■ EXERCISE PROMPT: Set down all of the entries word for word, omitting the images they contain.

■ SOURCE DATA:
======
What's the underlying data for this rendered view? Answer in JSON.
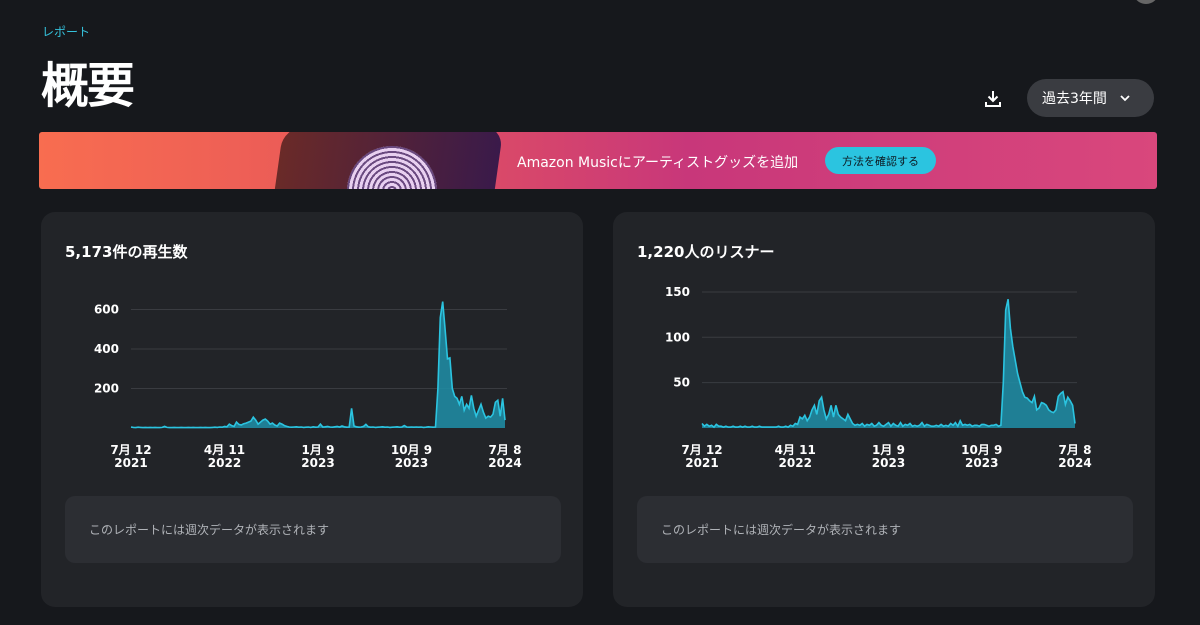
{
  "breadcrumb": "レポート",
  "page_title": "概要",
  "range_select": {
    "value": "過去3年間"
  },
  "banner": {
    "text": "Amazon Musicにアーティストグッズを追加",
    "button": "方法を確認する"
  },
  "chart_data": [
    {
      "type": "area",
      "title": "5,173件の再生数",
      "note": "このレポートには週次データが表示されます",
      "ylim": [
        0,
        640
      ],
      "yticks": [
        "200",
        "400",
        "600"
      ],
      "ytick_values": [
        200,
        400,
        600
      ],
      "xticks": [
        [
          "7月 12",
          "2021"
        ],
        [
          "4月 11",
          "2022"
        ],
        [
          "1月 9",
          "2023"
        ],
        [
          "10月 9",
          "2023"
        ],
        [
          "7月 8",
          "2024"
        ]
      ],
      "xtick_weeks": [
        0,
        39,
        78,
        117,
        156
      ],
      "values": [
        5,
        3,
        2,
        4,
        3,
        2,
        3,
        2,
        3,
        2,
        3,
        2,
        2,
        3,
        8,
        3,
        2,
        2,
        3,
        2,
        2,
        3,
        2,
        2,
        3,
        2,
        3,
        2,
        2,
        3,
        2,
        3,
        2,
        2,
        3,
        4,
        3,
        5,
        4,
        8,
        6,
        20,
        12,
        8,
        30,
        18,
        15,
        22,
        25,
        30,
        35,
        55,
        40,
        20,
        30,
        40,
        45,
        35,
        20,
        25,
        15,
        10,
        25,
        20,
        12,
        8,
        5,
        4,
        5,
        6,
        4,
        5,
        3,
        4,
        5,
        3,
        6,
        4,
        5,
        20,
        5,
        6,
        8,
        5,
        4,
        6,
        8,
        5,
        10,
        6,
        4,
        5,
        100,
        10,
        6,
        4,
        5,
        8,
        18,
        6,
        4,
        5,
        3,
        4,
        5,
        6,
        4,
        5,
        3,
        4,
        5,
        6,
        4,
        5,
        12,
        5,
        4,
        5,
        4,
        5,
        4,
        5,
        3,
        4,
        6,
        5,
        4,
        5,
        200,
        560,
        640,
        500,
        350,
        355,
        200,
        160,
        150,
        120,
        160,
        90,
        120,
        100,
        165,
        100,
        60,
        90,
        120,
        80,
        50,
        60,
        55,
        70,
        130,
        140,
        60,
        150,
        40
      ]
    },
    {
      "type": "area",
      "title": "1,220人のリスナー",
      "note": "このレポートには週次データが表示されます",
      "ylim": [
        0,
        150
      ],
      "yticks": [
        "50",
        "100",
        "150"
      ],
      "ytick_values": [
        50,
        100,
        150
      ],
      "xticks": [
        [
          "7月 12",
          "2021"
        ],
        [
          "4月 11",
          "2022"
        ],
        [
          "1月 9",
          "2023"
        ],
        [
          "10月 9",
          "2023"
        ],
        [
          "7月 8",
          "2024"
        ]
      ],
      "xtick_weeks": [
        0,
        39,
        78,
        117,
        156
      ],
      "values": [
        5,
        2,
        4,
        2,
        3,
        1,
        4,
        2,
        2,
        1,
        2,
        1,
        1,
        2,
        1,
        1,
        2,
        1,
        2,
        1,
        1,
        2,
        1,
        1,
        2,
        1,
        1,
        1,
        1,
        1,
        1,
        1,
        2,
        1,
        1,
        2,
        1,
        3,
        2,
        5,
        4,
        12,
        10,
        14,
        8,
        12,
        20,
        25,
        15,
        30,
        34,
        20,
        10,
        15,
        25,
        12,
        25,
        15,
        12,
        10,
        8,
        15,
        10,
        5,
        3,
        4,
        3,
        5,
        2,
        4,
        3,
        5,
        2,
        3,
        6,
        3,
        2,
        4,
        6,
        2,
        5,
        3,
        2,
        6,
        2,
        4,
        3,
        5,
        2,
        3,
        2,
        3,
        6,
        2,
        4,
        3,
        2,
        2,
        3,
        2,
        4,
        2,
        3,
        2,
        5,
        3,
        6,
        2,
        8,
        3,
        4,
        3,
        4,
        2,
        3,
        3,
        2,
        4,
        4,
        3,
        2,
        3,
        3,
        4,
        2,
        3,
        50,
        130,
        142,
        110,
        90,
        75,
        60,
        50,
        40,
        34,
        33,
        30,
        28,
        35,
        20,
        22,
        28,
        27,
        25,
        20,
        18,
        17,
        20,
        35,
        38,
        40,
        26,
        34,
        30,
        25,
        5
      ]
    }
  ],
  "colors": {
    "accent": "#2bc4e0",
    "area": "#1f8fa8",
    "bg": "#16181c",
    "card": "#222428"
  }
}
======
■ SOLUTION FOR THIS TASK:
What's the underlying data for this rendered view? Answer in JSON.
{
  "breadcrumb": "レポート",
  "page_title": "概要",
  "range_select": {
    "value": "過去3年間"
  },
  "banner": {
    "text": "Amazon Musicにアーティストグッズを追加",
    "button": "方法を確認する"
  },
  "chart_data": [
    {
      "type": "area",
      "title": "5,173件の再生数",
      "note": "このレポートには週次データが表示されます",
      "ylim": [
        0,
        640
      ],
      "yticks": [
        "200",
        "400",
        "600"
      ],
      "ytick_values": [
        200,
        400,
        600
      ],
      "xticks": [
        [
          "7月 12",
          "2021"
        ],
        [
          "4月 11",
          "2022"
        ],
        [
          "1月 9",
          "2023"
        ],
        [
          "10月 9",
          "2023"
        ],
        [
          "7月 8",
          "2024"
        ]
      ],
      "xtick_weeks": [
        0,
        39,
        78,
        117,
        156
      ],
      "values": [
        5,
        3,
        2,
        4,
        3,
        2,
        3,
        2,
        3,
        2,
        3,
        2,
        2,
        3,
        8,
        3,
        2,
        2,
        3,
        2,
        2,
        3,
        2,
        2,
        3,
        2,
        3,
        2,
        2,
        3,
        2,
        3,
        2,
        2,
        3,
        4,
        3,
        5,
        4,
        8,
        6,
        20,
        12,
        8,
        30,
        18,
        15,
        22,
        25,
        30,
        35,
        55,
        40,
        20,
        30,
        40,
        45,
        35,
        20,
        25,
        15,
        10,
        25,
        20,
        12,
        8,
        5,
        4,
        5,
        6,
        4,
        5,
        3,
        4,
        5,
        3,
        6,
        4,
        5,
        20,
        5,
        6,
        8,
        5,
        4,
        6,
        8,
        5,
        10,
        6,
        4,
        5,
        100,
        10,
        6,
        4,
        5,
        8,
        18,
        6,
        4,
        5,
        3,
        4,
        5,
        6,
        4,
        5,
        3,
        4,
        5,
        6,
        4,
        5,
        12,
        5,
        4,
        5,
        4,
        5,
        4,
        5,
        3,
        4,
        6,
        5,
        4,
        5,
        200,
        560,
        640,
        500,
        350,
        355,
        200,
        160,
        150,
        120,
        160,
        90,
        120,
        100,
        165,
        100,
        60,
        90,
        120,
        80,
        50,
        60,
        55,
        70,
        130,
        140,
        60,
        150,
        40
      ]
    },
    {
      "type": "area",
      "title": "1,220人のリスナー",
      "note": "このレポートには週次データが表示されます",
      "ylim": [
        0,
        150
      ],
      "yticks": [
        "50",
        "100",
        "150"
      ],
      "ytick_values": [
        50,
        100,
        150
      ],
      "xticks": [
        [
          "7月 12",
          "2021"
        ],
        [
          "4月 11",
          "2022"
        ],
        [
          "1月 9",
          "2023"
        ],
        [
          "10月 9",
          "2023"
        ],
        [
          "7月 8",
          "2024"
        ]
      ],
      "xtick_weeks": [
        0,
        39,
        78,
        117,
        156
      ],
      "values": [
        5,
        2,
        4,
        2,
        3,
        1,
        4,
        2,
        2,
        1,
        2,
        1,
        1,
        2,
        1,
        1,
        2,
        1,
        2,
        1,
        1,
        2,
        1,
        1,
        2,
        1,
        1,
        1,
        1,
        1,
        1,
        1,
        2,
        1,
        1,
        2,
        1,
        3,
        2,
        5,
        4,
        12,
        10,
        14,
        8,
        12,
        20,
        25,
        15,
        30,
        34,
        20,
        10,
        15,
        25,
        12,
        25,
        15,
        12,
        10,
        8,
        15,
        10,
        5,
        3,
        4,
        3,
        5,
        2,
        4,
        3,
        5,
        2,
        3,
        6,
        3,
        2,
        4,
        6,
        2,
        5,
        3,
        2,
        6,
        2,
        4,
        3,
        5,
        2,
        3,
        2,
        3,
        6,
        2,
        4,
        3,
        2,
        2,
        3,
        2,
        4,
        2,
        3,
        2,
        5,
        3,
        6,
        2,
        8,
        3,
        4,
        3,
        4,
        2,
        3,
        3,
        2,
        4,
        4,
        3,
        2,
        3,
        3,
        4,
        2,
        3,
        50,
        130,
        142,
        110,
        90,
        75,
        60,
        50,
        40,
        34,
        33,
        30,
        28,
        35,
        20,
        22,
        28,
        27,
        25,
        20,
        18,
        17,
        20,
        35,
        38,
        40,
        26,
        34,
        30,
        25,
        5
      ]
    }
  ],
  "colors": {
    "accent": "#2bc4e0",
    "area": "#1f8fa8",
    "bg": "#16181c",
    "card": "#222428"
  }
}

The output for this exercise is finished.